---- Given entries

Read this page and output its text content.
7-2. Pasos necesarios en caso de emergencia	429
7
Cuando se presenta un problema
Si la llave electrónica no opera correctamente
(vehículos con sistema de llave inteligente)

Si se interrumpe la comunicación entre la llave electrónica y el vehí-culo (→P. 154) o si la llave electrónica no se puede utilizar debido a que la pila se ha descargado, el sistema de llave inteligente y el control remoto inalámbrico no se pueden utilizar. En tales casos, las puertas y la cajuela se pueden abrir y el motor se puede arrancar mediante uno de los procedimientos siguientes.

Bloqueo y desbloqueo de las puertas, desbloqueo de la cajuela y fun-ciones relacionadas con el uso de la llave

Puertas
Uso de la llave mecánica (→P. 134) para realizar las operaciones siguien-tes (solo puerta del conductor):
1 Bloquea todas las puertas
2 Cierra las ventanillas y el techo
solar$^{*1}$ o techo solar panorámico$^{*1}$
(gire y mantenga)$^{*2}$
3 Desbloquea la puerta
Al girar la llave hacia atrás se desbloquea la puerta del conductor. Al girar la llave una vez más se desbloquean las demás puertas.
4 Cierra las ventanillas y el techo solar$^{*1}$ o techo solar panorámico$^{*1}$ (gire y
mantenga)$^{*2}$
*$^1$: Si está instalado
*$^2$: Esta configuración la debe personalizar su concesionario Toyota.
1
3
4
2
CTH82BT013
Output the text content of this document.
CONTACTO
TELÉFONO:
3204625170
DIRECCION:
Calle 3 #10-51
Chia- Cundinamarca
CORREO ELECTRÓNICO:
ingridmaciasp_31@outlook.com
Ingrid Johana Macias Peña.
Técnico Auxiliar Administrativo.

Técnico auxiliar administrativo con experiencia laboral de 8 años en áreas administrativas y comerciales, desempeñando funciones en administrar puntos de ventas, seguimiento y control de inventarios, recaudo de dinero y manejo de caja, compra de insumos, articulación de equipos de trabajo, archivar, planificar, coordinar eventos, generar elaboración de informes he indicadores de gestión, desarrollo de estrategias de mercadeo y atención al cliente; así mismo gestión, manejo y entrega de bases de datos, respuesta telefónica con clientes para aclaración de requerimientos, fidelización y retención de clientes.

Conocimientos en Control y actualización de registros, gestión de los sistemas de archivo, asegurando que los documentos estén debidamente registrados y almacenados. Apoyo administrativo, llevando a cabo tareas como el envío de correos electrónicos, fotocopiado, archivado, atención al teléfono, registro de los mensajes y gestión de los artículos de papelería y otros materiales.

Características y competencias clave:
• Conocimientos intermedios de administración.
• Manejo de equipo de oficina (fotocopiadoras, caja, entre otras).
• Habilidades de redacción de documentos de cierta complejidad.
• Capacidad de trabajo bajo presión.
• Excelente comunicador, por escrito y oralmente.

--------
---- Given entries

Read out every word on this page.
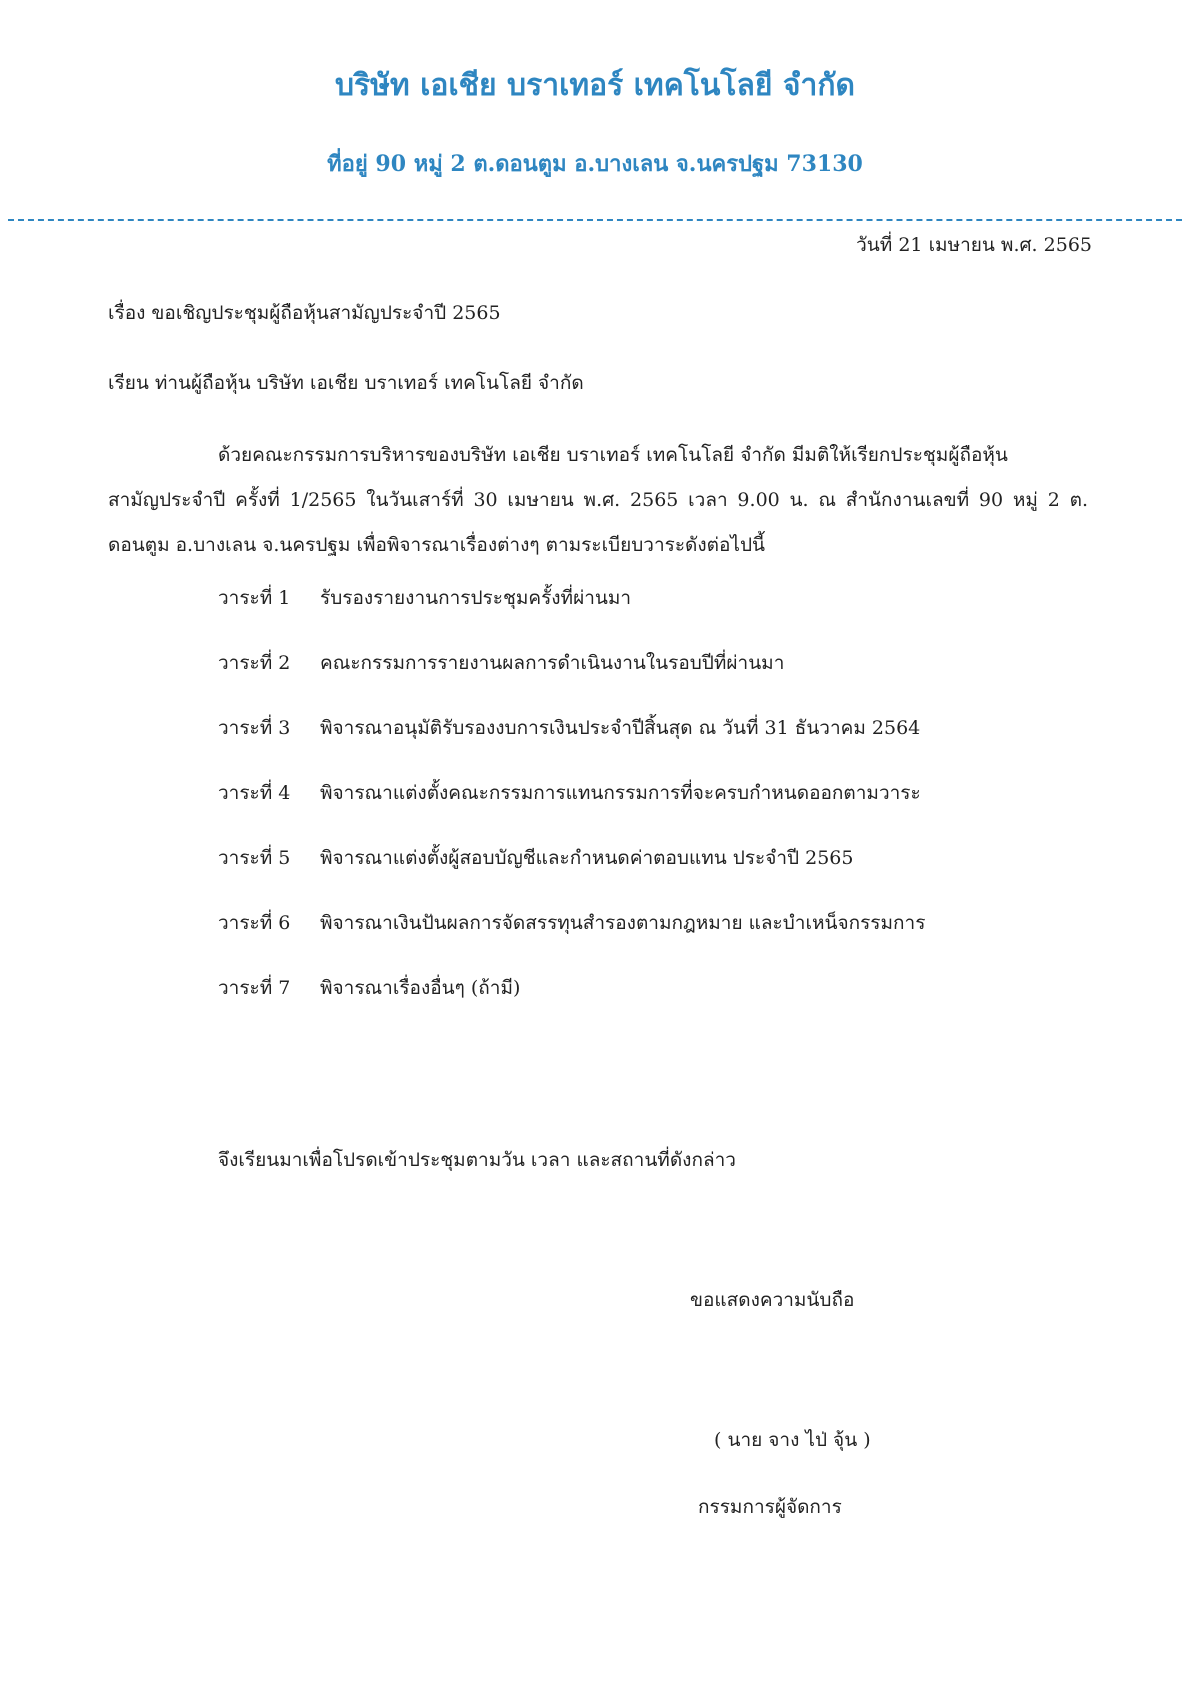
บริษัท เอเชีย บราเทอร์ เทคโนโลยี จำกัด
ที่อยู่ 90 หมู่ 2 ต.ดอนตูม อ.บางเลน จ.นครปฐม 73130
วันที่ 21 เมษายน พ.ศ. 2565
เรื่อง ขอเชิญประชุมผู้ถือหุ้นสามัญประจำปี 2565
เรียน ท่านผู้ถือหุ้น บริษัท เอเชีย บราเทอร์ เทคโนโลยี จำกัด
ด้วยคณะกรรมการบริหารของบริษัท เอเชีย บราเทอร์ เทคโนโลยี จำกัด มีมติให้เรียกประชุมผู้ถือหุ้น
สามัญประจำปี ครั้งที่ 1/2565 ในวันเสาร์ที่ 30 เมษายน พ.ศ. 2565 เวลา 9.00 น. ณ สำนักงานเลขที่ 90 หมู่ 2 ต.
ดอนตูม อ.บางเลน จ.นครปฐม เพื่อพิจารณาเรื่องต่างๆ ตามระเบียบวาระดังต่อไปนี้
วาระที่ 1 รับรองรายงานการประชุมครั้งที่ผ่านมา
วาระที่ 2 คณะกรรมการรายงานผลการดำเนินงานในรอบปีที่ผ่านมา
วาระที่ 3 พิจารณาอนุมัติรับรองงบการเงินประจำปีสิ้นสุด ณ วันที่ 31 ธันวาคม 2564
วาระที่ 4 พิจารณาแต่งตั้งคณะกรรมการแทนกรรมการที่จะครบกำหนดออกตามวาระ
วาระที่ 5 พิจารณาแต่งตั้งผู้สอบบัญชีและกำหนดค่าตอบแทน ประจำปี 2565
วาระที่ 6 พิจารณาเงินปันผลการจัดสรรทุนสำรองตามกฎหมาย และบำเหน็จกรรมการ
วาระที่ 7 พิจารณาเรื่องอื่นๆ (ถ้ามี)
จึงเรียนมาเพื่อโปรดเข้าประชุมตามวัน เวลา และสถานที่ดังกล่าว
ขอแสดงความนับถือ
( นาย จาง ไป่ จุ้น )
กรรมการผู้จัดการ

--------

Check each line above for "Cierra" and return the ones that have it.

### The completed task
2 Cierra las ventanillas y el techo
4 Cierra las ventanillas y el techo solar$^{*1}$ o techo solar panorámico$^{*1}$ (gire y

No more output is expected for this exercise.